### Objective
In the entries below, find the lines with the word "avant" and copy them.

### Available records

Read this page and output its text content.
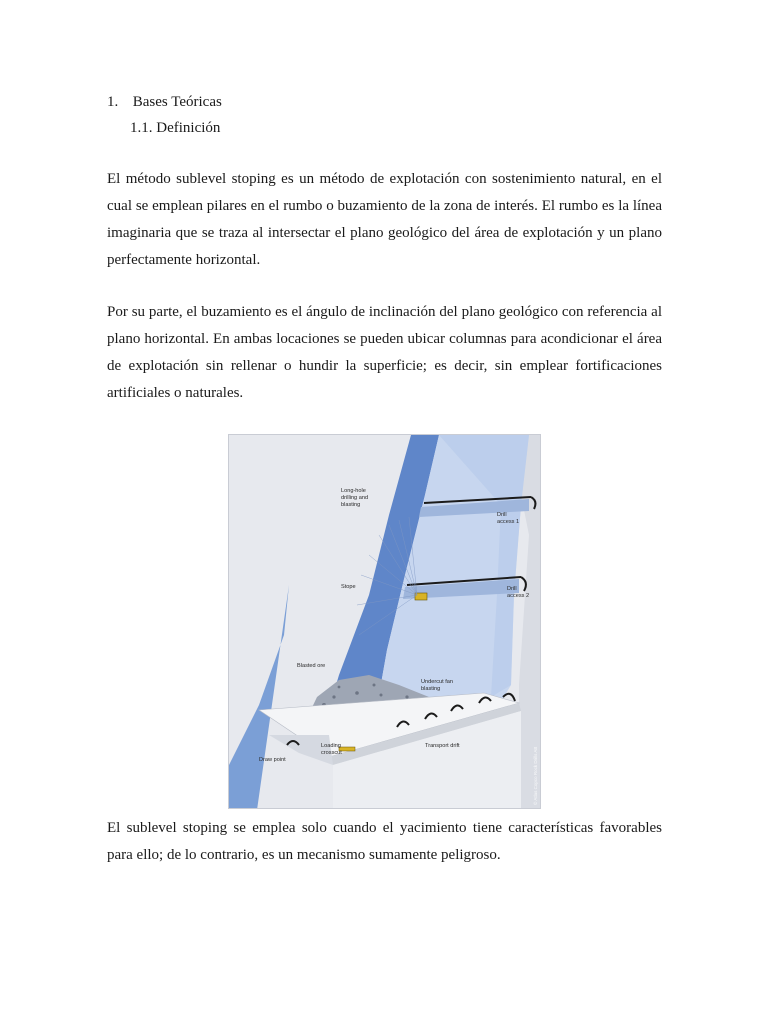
1. Bases Teóricas
1.1. Definición

El método sublevel stoping es un método de explotación con sostenimiento natural, en el cual se emplean pilares en el rumbo o buzamiento de la zona de interés. El rumbo es la línea imaginaria que se traza al intersectar el plano geológico del área de explotación y un plano perfectamente horizontal.

Por su parte, el buzamiento es el ángulo de inclinación del plano geológico con referencia al plano horizontal. En ambas locaciones se pueden ubicar columnas para acondicionar el área de explotación sin rellenar o hundir la superficie; es decir, sin emplear fortificaciones artificiales o naturales.

Long-hole
drilling and
blasting
Drill
access 1
Stope	Drill
access 2
Blasted ore
Undercut fan
blasting
Loading
crosscut
Transport drift
Draw point	© Atlas Copco Rock Drills AB

El sublevel stoping se emplea solo cuando el yacimiento tiene características favorables para ello; de lo contrario, es un mecanismo sumamente peligroso.
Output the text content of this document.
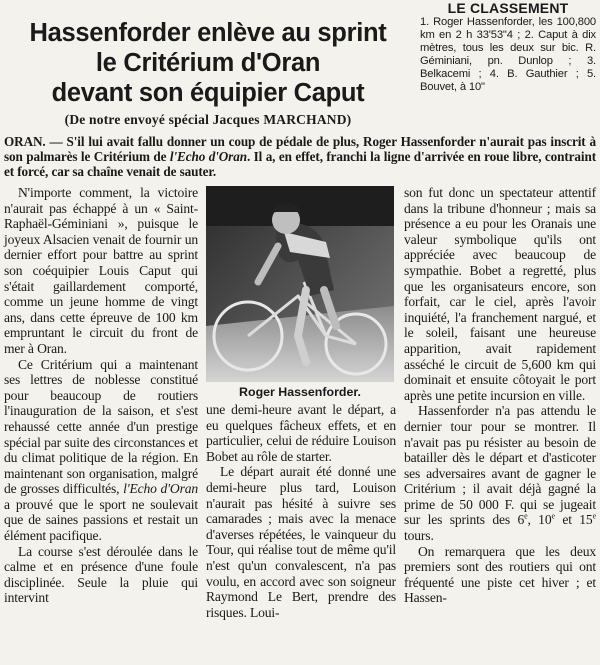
Hassenforder enlève au sprint
le Critérium d'Oran
devant son équipier Caput
(De notre envoyé spécial Jacques MARCHAND)
LE CLASSEMENT

1. Roger Hassenforder, les 100,800 km en 2 h 33'53"4 ; 2. Caput à dix mètres, tous les deux sur bic. R. Géminiani, pn. Dunlop ; 3. Belkacemi ; 4. B. Gauthier ; 5. Bouvet, à 10"

ORAN. — S'il lui avait fallu donner un coup de pédale de plus, Roger Hassenforder n'aurait pas inscrit à son palmarès le Critérium de l'Echo d'Oran. Il a, en effet, franchi la ligne d'arrivée en roue libre, contraint et forcé, car sa chaîne venait de sauter.

N'importe comment, la victoire n'aurait pas échappé à un « Saint-Raphaël-Géminiani », puisque le joyeux Alsacien venait de fournir un dernier effort pour battre au sprint son coéquipier Louis Caput qui s'était gaillardement comporté, comme un jeune homme de vingt ans, dans cette épreuve de 100 km empruntant le circuit du front de mer à Oran.

Ce Critérium qui a maintenant ses lettres de noblesse constitué pour beaucoup de routiers l'inauguration de la saison, et s'est rehaussé cette année d'un prestige spécial par suite des circonstances et du climat politique de la région. En maintenant son organisation, malgré de grosses difficultés, l'Echo d'Oran a prouvé que le sport ne soulevait que de saines passions et restait un élément pacifique.

La course s'est déroulée dans le calme et en présence d'une foule disciplinée. Seule la pluie qui intervint

Roger Hassenforder.

une demi-heure avant le départ, a eu quelques fâcheux effets, et en particulier, celui de réduire Louison Bobet au rôle de starter.

Le départ aurait été donné une demi-heure plus tard, Louison n'aurait pas hésité à suivre ses camarades ; mais avec la menace d'averses répétées, le vainqueur du Tour, qui réalise tout de même qu'il n'est qu'un convalescent, n'a pas voulu, en accord avec son soigneur Raymond Le Bert, prendre des risques. Loui-

son fut donc un spectateur attentif dans la tribune d'honneur ; mais sa présence a eu pour les Oranais une valeur symbolique qu'ils ont appréciée avec beaucoup de sympathie. Bobet a regretté, plus que les organisateurs encore, son forfait, car le ciel, après l'avoir inquiété, l'a franchement nargué, et le soleil, faisant une heureuse apparition, avait rapidement asséché le circuit de 5,600 km qui dominait et ensuite côtoyait le port après une petite incursion en ville.

Hassenforder n'a pas attendu le dernier tour pour se montrer. Il n'avait pas pu résister au besoin de batailler dès le départ et d'asticoter ses adversaires avant de gagner le Critérium ; il avait déjà gagné la prime de 50 000 F. qui se jugeait sur les sprints des 6e, 10e et 15e tours.

On remarquera que les deux premiers sont des routiers qui ont fréquenté une piste cet hiver ; et Hassen-
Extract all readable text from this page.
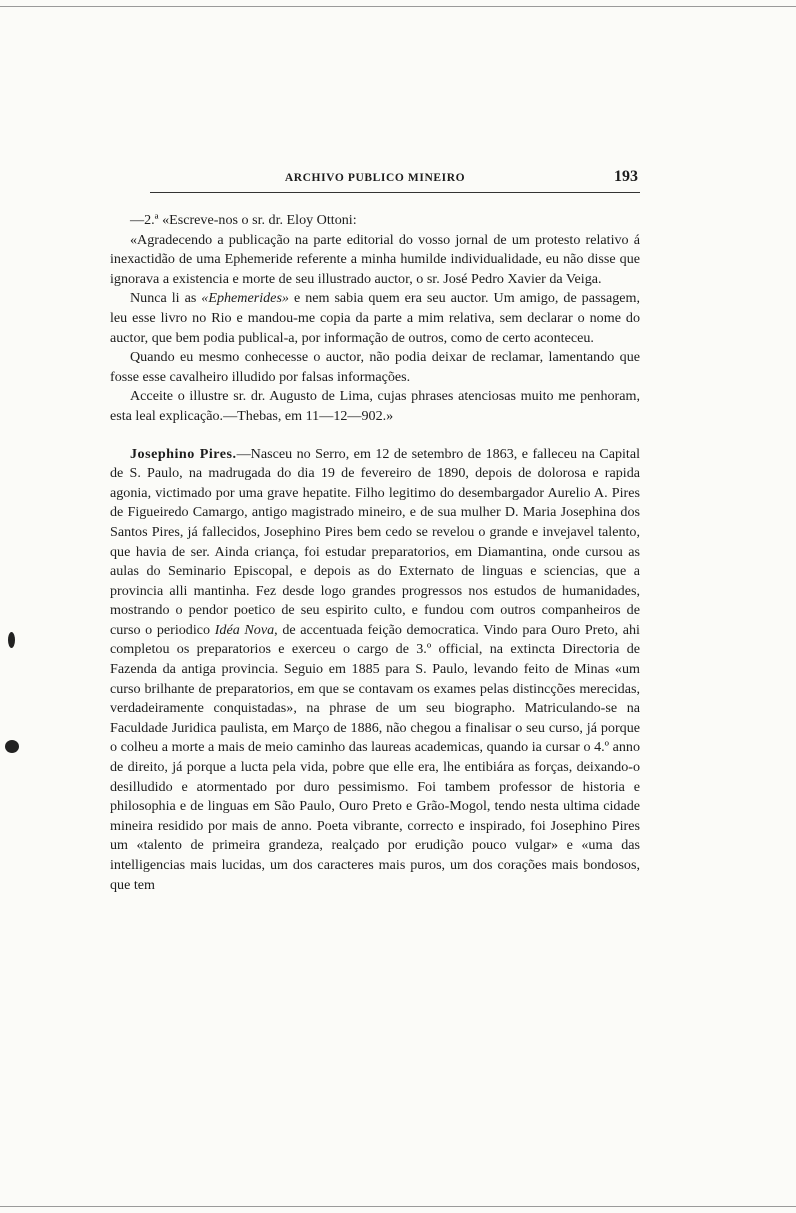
ARCHIVO PUBLICO MINEIRO	193

—2.ª «Escreve-nos o sr. dr. Eloy Ottoni:

«Agradecendo a publicação na parte editorial do vosso jornal de um protesto relativo á inexactidão de uma Ephemeride referente a minha humilde individualidade, eu não disse que ignorava a existencia e morte de seu illustrado auctor, o sr. José Pedro Xavier da Veiga.

Nunca li as «Ephemerides» e nem sabia quem era seu auctor. Um amigo, de passagem, leu esse livro no Rio e mandou-me copia da parte a mim relativa, sem declarar o nome do auctor, que bem podia publical-a, por informação de outros, como de certo aconteceu.

Quando eu mesmo conhecesse o auctor, não podia deixar de reclamar, lamentando que fosse esse cavalheiro illudido por falsas informações.

Acceite o illustre sr. dr. Augusto de Lima, cujas phrases atenciosas muito me penhoram, esta leal explicação.—Thebas, em 11—12—902.»

Josephino Pires.—Nasceu no Serro, em 12 de setembro de 1863, e falleceu na Capital de S. Paulo, na madrugada do dia 19 de fevereiro de 1890, depois de dolorosa e rapida agonia, victimado por uma grave hepatite. Filho legitimo do desembargador Aurelio A. Pires de Figueiredo Camargo, antigo magistrado mineiro, e de sua mulher D. Maria Josephina dos Santos Pires, já fallecidos, Josephino Pires bem cedo se revelou o grande e invejavel talento, que havia de ser. Ainda criança, foi estudar preparatorios, em Diamantina, onde cursou as aulas do Seminario Episcopal, e depois as do Externato de linguas e sciencias, que a provincia alli mantinha. Fez desde logo grandes progressos nos estudos de humanidades, mostrando o pendor poetico de seu espirito culto, e fundou com outros companheiros de curso o periodico Idéa Nova, de accentuada feição democratica. Vindo para Ouro Preto, ahi completou os preparatorios e exerceu o cargo de 3.º official, na extincta Directoria de Fazenda da antiga provincia. Seguio em 1885 para S. Paulo, levando feito de Minas «um curso brilhante de preparatorios, em que se contavam os exames pelas distincções merecidas, verdadeiramente conquistadas», na phrase de um seu biographo. Matriculando-se na Faculdade Juridica paulista, em Março de 1886, não chegou a finalisar o seu curso, já porque o colheu a morte a mais de meio caminho das laureas academicas, quando ia cursar o 4.º anno de direito, já porque a lucta pela vida, pobre que elle era, lhe entibiára as forças, deixando-o desilludido e atormentado por duro pessimismo. Foi tambem professor de historia e philosophia e de linguas em São Paulo, Ouro Preto e Grão-Mogol, tendo nesta ultima cidade mineira residido por mais de anno. Poeta vibrante, correcto e inspirado, foi Josephino Pires um «talento de primeira grandeza, realçado por erudição pouco vulgar» e «uma das intelligencias mais lucidas, um dos caracteres mais puros, um dos corações mais bondosos, que tem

### Answer to the problem
une demi-heure avant le départ, a eu quelques fâcheux effets, et en particulier, celui de réduire Louison Bobet au rôle de starter.
Hassenforder n'a pas attendu le dernier tour pour se montrer. Il n'avait pas pu résister au besoin de batailler dès le départ et d'asticoter ses adversaires avant de gagner le Critérium ; il avait déjà gagné la prime de 50 000 F. qui se jugeait sur les sprints des 6e, 10e et 15e tours.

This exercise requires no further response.